■ **What the task asks**
Quote all entries in full, exactly.

== Material provided ==

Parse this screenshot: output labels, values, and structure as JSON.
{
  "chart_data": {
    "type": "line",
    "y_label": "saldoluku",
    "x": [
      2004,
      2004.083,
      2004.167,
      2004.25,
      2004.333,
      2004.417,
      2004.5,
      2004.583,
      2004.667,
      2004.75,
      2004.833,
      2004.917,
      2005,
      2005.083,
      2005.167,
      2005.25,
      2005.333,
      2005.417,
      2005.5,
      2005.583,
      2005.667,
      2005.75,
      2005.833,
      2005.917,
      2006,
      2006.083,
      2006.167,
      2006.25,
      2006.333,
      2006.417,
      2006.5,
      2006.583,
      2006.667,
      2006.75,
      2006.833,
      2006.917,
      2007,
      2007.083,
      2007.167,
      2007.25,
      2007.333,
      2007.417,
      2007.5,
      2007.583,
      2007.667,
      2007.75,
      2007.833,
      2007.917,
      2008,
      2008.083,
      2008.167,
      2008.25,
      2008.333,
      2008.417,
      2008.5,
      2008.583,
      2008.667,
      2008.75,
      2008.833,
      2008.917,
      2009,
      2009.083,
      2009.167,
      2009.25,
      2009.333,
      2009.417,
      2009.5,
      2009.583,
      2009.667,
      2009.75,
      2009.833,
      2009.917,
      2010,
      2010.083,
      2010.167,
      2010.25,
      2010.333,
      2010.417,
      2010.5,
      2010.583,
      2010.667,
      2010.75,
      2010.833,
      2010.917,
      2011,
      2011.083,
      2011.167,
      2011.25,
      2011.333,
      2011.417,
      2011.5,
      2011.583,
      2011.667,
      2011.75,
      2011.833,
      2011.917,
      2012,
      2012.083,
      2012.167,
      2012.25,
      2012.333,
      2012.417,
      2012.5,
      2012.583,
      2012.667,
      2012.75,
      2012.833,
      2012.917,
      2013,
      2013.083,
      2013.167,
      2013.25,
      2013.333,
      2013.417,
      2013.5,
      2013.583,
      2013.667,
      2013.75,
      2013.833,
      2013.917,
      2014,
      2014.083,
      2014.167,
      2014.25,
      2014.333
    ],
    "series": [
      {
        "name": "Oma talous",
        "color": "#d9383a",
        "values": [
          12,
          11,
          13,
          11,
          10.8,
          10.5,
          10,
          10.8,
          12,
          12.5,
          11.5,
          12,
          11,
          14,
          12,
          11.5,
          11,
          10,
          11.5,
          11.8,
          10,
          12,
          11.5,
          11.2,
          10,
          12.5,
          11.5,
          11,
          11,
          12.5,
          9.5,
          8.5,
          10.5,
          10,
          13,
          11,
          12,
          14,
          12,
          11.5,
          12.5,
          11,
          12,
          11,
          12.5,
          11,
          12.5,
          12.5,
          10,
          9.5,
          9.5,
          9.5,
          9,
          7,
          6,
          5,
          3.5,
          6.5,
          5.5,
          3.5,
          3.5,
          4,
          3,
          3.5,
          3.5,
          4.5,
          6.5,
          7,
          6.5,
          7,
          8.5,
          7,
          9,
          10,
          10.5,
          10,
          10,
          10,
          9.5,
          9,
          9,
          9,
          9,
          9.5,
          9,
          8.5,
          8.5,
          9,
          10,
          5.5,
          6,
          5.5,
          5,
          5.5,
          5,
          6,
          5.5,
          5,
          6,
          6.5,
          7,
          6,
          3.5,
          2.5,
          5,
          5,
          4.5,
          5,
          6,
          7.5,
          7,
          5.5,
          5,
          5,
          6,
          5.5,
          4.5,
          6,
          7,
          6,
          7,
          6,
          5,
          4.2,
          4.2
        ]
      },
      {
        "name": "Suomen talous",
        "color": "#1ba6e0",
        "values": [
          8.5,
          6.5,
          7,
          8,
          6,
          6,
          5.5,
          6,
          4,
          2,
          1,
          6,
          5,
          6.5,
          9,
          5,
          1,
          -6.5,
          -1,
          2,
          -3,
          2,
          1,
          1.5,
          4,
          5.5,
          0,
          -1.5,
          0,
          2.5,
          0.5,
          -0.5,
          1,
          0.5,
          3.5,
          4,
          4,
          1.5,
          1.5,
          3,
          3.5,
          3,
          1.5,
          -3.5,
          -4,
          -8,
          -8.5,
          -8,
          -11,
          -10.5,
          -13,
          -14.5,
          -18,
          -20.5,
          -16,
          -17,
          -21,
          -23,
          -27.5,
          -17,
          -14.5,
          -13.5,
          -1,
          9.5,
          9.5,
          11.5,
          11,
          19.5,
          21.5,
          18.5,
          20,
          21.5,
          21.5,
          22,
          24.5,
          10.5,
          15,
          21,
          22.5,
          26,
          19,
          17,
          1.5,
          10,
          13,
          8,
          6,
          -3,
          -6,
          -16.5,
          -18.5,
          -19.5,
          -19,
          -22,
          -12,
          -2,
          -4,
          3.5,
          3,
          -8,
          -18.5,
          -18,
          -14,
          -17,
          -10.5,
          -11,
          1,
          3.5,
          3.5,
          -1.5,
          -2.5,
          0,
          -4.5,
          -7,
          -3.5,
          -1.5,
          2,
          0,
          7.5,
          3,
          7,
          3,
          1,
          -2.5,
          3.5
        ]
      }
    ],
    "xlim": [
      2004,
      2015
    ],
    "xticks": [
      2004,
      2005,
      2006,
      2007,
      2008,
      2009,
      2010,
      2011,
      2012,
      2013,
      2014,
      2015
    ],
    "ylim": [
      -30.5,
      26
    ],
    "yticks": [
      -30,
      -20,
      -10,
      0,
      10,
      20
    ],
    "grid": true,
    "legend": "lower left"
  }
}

===

■ **Response**
Parse this screenshot: output labels, values, and structure as JSON.
{
  "chart_data": {
    "type": "line",
    "y_label": "saldoluku",
    "x": [
      2004,
      2004.083,
      2004.167,
      2004.25,
      2004.333,
      2004.417,
      2004.5,
      2004.583,
      2004.667,
      2004.75,
      2004.833,
      2004.917,
      2005,
      2005.083,
      2005.167,
      2005.25,
      2005.333,
      2005.417,
      2005.5,
      2005.583,
      2005.667,
      2005.75,
      2005.833,
      2005.917,
      2006,
      2006.083,
      2006.167,
      2006.25,
      2006.333,
      2006.417,
      2006.5,
      2006.583,
      2006.667,
      2006.75,
      2006.833,
      2006.917,
      2007,
      2007.083,
      2007.167,
      2007.25,
      2007.333,
      2007.417,
      2007.5,
      2007.583,
      2007.667,
      2007.75,
      2007.833,
      2007.917,
      2008,
      2008.083,
      2008.167,
      2008.25,
      2008.333,
      2008.417,
      2008.5,
      2008.583,
      2008.667,
      2008.75,
      2008.833,
      2008.917,
      2009,
      2009.083,
      2009.167,
      2009.25,
      2009.333,
      2009.417,
      2009.5,
      2009.583,
      2009.667,
      2009.75,
      2009.833,
      2009.917,
      2010,
      2010.083,
      2010.167,
      2010.25,
      2010.333,
      2010.417,
      2010.5,
      2010.583,
      2010.667,
      2010.75,
      2010.833,
      2010.917,
      2011,
      2011.083,
      2011.167,
      2011.25,
      2011.333,
      2011.417,
      2011.5,
      2011.583,
      2011.667,
      2011.75,
      2011.833,
      2011.917,
      2012,
      2012.083,
      2012.167,
      2012.25,
      2012.333,
      2012.417,
      2012.5,
      2012.583,
      2012.667,
      2012.75,
      2012.833,
      2012.917,
      2013,
      2013.083,
      2013.167,
      2013.25,
      2013.333,
      2013.417,
      2013.5,
      2013.583,
      2013.667,
      2013.75,
      2013.833,
      2013.917,
      2014,
      2014.083,
      2014.167,
      2014.25,
      2014.333
    ],
    "series": [
      {
        "name": "Oma talous",
        "color": "#d9383a",
        "values": [
          12,
          11,
          13,
          11,
          10.8,
          10.5,
          10,
          10.8,
          12,
          12.5,
          11.5,
          12,
          11,
          14,
          12,
          11.5,
          11,
          10,
          11.5,
          11.8,
          10,
          12,
          11.5,
          11.2,
          10,
          12.5,
          11.5,
          11,
          11,
          12.5,
          9.5,
          8.5,
          10.5,
          10,
          13,
          11,
          12,
          14,
          12,
          11.5,
          12.5,
          11,
          12,
          11,
          12.5,
          11,
          12.5,
          12.5,
          10,
          9.5,
          9.5,
          9.5,
          9,
          7,
          6,
          5,
          3.5,
          6.5,
          5.5,
          3.5,
          3.5,
          4,
          3,
          3.5,
          3.5,
          4.5,
          6.5,
          7,
          6.5,
          7,
          8.5,
          7,
          9,
          10,
          10.5,
          10,
          10,
          10,
          9.5,
          9,
          9,
          9,
          9,
          9.5,
          9,
          8.5,
          8.5,
          9,
          10,
          5.5,
          6,
          5.5,
          5,
          5.5,
          5,
          6,
          5.5,
          5,
          6,
          6.5,
          7,
          6,
          3.5,
          2.5,
          5,
          5,
          4.5,
          5,
          6,
          7.5,
          7,
          5.5,
          5,
          5,
          6,
          5.5,
          4.5,
          6,
          7,
          6,
          7,
          6,
          5,
          4.2,
          4.2
        ]
      },
      {
        "name": "Suomen talous",
        "color": "#1ba6e0",
        "values": [
          8.5,
          6.5,
          7,
          8,
          6,
          6,
          5.5,
          6,
          4,
          2,
          1,
          6,
          5,
          6.5,
          9,
          5,
          1,
          -6.5,
          -1,
          2,
          -3,
          2,
          1,
          1.5,
          4,
          5.5,
          0,
          -1.5,
          0,
          2.5,
          0.5,
          -0.5,
          1,
          0.5,
          3.5,
          4,
          4,
          1.5,
          1.5,
          3,
          3.5,
          3,
          1.5,
          -3.5,
          -4,
          -8,
          -8.5,
          -8,
          -11,
          -10.5,
          -13,
          -14.5,
          -18,
          -20.5,
          -16,
          -17,
          -21,
          -23,
          -27.5,
          -17,
          -14.5,
          -13.5,
          -1,
          9.5,
          9.5,
          11.5,
          11,
          19.5,
          21.5,
          18.5,
          20,
          21.5,
          21.5,
          22,
          24.5,
          10.5,
          15,
          21,
          22.5,
          26,
          19,
          17,
          1.5,
          10,
          13,
          8,
          6,
          -3,
          -6,
          -16.5,
          -18.5,
          -19.5,
          -19,
          -22,
          -12,
          -2,
          -4,
          3.5,
          3,
          -8,
          -18.5,
          -18,
          -14,
          -17,
          -10.5,
          -11,
          1,
          3.5,
          3.5,
          -1.5,
          -2.5,
          0,
          -4.5,
          -7,
          -3.5,
          -1.5,
          2,
          0,
          7.5,
          3,
          7,
          3,
          1,
          -2.5,
          3.5
        ]
      }
    ],
    "xlim": [
      2004,
      2015
    ],
    "xticks": [
      2004,
      2005,
      2006,
      2007,
      2008,
      2009,
      2010,
      2011,
      2012,
      2013,
      2014,
      2015
    ],
    "ylim": [
      -30.5,
      26
    ],
    "yticks": [
      -30,
      -20,
      -10,
      0,
      10,
      20
    ],
    "grid": true,
    "legend": "lower left"
  }
}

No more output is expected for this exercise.